L’avenir du port de Dieppe : un enjeu majeur de l’aménagement du territoire.

L’avenir du port de Dieppe : un enjeu majeur de l’aménagement du territoire.

Lettre de Sébastien JUMEL, vice-président du Conseil Général à

Monsieur Dominique PERBEN
Ministre des Transports, de l’Equipement, du Tourisme et de la Mer
Paroi Sud
92055 PARIS LA DEFENSE Cedex

Objet : L’avenir du port de Dieppe : un enjeu majeur de l’aménagement du territoire.

Monsieur le Ministre,

Le port de Dieppe, atout essentiel pour la métropole d’équilibre qu’est cette ville en Haute Normandie, connaît une situation très grave.
Le licenciement des 47 dockers confirme qu’il y a un risque réel de disparition de sa fonction de port de commerce.
Il apparaît aujourd’hui évident que le groupe Belge Sea Invest a racheté l’opérateur Léon Vincent pour détourner des trafics traditionnellement acquis à la place dieppoise.
Disparition de trafic qui a déjà un effet en chaîne sur l’ensemble de l’emploi portuaire et peut menacer des industries, notamment agro-alimentaires, qui lui sont liées.
Il est évident que l’Etat, le port d’intérêt national étant encore actuellement placé sous sa compétence, porte une part essentielle de responsabilité dans la situation actuelle.
Il entend de plus utiliser les lois de décentralisation Raffarin pour se débarrasser du port de Dieppe sans assumer toutes les conséquences de ses choix, c’est inacceptable.
Il n’y a en effet aucune fatalité à ce que le port de commerce disparaisse au profit d’une fonction dominante dédiée à la plaisance. Les propositions avancées pour développer sa fonction commerciale doivent être soutenues.
L’acceptation, par notre région, du transfert de la compétence portuaire se concrétisera désormais dans moins d’un an. Compte tenu de la place qu’a pris le Département dans le développement du Transmanche, cela invitera à trouver une solution originale de collaboration étendue aux collectivités locales et associant des partenaires.

■ **LISTE DES TÂCHES**:
- 1) Combien de dockers ont été licenciés selon la lettre sur le port de Dieppe ?
- 2) Reproduisez fidèlement la lettre sur le port de Dieppe, de « Il entend de » à « choix, c’est inacceptable. ».

■ **MATÉRIEL**:

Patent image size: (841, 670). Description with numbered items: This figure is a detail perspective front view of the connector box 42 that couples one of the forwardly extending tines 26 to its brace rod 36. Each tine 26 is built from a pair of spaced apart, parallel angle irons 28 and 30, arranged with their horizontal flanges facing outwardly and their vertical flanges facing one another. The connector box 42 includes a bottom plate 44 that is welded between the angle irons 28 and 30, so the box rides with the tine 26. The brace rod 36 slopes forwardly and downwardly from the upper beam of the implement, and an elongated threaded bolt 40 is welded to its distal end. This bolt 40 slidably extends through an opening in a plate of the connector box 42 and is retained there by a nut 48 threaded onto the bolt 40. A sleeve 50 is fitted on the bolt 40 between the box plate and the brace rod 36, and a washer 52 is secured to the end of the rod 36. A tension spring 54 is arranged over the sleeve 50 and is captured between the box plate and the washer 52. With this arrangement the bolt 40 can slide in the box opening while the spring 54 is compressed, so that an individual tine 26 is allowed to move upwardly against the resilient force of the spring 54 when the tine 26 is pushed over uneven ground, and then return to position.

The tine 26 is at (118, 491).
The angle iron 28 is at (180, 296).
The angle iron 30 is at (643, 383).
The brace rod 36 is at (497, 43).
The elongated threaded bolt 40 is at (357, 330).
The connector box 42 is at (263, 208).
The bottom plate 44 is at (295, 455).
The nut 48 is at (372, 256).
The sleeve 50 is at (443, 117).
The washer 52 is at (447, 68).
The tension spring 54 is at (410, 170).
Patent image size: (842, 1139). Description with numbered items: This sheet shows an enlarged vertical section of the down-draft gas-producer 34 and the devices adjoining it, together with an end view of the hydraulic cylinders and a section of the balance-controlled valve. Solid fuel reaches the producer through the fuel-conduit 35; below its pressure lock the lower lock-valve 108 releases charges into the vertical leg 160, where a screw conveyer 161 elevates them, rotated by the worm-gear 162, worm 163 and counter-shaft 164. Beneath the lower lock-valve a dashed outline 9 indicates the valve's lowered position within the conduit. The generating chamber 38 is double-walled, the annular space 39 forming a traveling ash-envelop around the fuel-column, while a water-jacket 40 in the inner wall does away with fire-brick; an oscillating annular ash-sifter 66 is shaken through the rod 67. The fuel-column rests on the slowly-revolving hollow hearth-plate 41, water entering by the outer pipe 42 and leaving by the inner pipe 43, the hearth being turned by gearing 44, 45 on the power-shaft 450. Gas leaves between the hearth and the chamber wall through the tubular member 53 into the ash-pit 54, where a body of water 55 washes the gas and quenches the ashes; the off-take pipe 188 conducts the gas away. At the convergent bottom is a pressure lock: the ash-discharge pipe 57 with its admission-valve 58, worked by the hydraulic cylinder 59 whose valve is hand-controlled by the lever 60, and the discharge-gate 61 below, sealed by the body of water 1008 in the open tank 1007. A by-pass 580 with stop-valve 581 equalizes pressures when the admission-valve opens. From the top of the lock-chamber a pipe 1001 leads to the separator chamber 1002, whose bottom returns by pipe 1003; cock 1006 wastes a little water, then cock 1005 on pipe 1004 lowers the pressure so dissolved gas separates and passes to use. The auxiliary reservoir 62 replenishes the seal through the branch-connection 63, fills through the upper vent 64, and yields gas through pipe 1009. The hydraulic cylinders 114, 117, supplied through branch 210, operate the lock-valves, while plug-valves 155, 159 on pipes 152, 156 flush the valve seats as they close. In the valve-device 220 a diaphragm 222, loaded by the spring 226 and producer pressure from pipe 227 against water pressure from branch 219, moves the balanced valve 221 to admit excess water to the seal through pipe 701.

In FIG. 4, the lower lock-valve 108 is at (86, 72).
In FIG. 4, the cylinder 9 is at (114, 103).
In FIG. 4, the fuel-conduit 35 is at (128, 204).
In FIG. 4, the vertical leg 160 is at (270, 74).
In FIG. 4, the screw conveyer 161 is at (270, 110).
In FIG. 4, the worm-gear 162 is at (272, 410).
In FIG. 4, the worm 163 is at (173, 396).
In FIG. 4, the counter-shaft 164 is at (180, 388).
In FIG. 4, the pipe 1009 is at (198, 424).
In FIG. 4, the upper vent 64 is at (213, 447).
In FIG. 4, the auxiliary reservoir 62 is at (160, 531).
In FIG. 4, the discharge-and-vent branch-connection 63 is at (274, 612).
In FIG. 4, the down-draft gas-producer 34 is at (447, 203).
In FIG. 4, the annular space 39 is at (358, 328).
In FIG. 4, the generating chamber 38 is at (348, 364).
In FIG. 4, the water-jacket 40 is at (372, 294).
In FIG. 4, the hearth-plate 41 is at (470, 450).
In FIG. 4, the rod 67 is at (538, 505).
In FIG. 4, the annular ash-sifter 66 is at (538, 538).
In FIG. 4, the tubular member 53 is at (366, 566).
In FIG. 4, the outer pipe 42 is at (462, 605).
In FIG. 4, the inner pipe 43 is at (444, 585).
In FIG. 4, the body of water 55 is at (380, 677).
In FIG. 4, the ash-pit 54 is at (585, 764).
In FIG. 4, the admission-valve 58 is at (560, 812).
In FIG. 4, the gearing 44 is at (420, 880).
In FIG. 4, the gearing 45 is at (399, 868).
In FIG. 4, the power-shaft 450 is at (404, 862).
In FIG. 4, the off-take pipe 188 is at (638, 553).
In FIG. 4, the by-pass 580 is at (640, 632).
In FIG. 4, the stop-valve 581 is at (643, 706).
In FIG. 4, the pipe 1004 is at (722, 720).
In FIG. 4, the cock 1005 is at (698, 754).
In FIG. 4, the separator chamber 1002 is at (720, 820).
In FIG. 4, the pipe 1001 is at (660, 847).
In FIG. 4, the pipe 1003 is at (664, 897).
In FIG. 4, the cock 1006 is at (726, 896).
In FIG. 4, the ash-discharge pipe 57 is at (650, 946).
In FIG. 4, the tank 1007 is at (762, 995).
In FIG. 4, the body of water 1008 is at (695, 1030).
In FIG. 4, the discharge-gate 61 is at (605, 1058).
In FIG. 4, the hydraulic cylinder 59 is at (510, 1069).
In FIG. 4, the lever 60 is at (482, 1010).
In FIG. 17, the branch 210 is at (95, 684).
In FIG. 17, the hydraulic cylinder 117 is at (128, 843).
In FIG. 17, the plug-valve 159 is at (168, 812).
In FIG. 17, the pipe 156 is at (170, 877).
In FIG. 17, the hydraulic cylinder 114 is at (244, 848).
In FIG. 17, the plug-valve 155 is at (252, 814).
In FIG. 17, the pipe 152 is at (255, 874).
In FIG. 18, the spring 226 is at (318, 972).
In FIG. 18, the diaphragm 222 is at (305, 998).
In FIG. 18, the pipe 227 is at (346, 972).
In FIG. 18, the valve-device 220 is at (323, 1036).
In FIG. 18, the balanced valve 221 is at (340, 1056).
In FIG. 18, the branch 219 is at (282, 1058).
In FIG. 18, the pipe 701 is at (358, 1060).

■ **RÉSULTATS PAR TÂCHE**:
- 1) 47 dockers.

- 2)
Il entend de plus utiliser les lois de décentralisation Raffarin pour se débarrasser du port de Dieppe sans assumer toutes les conséquences de ses choix, c’est inacceptable.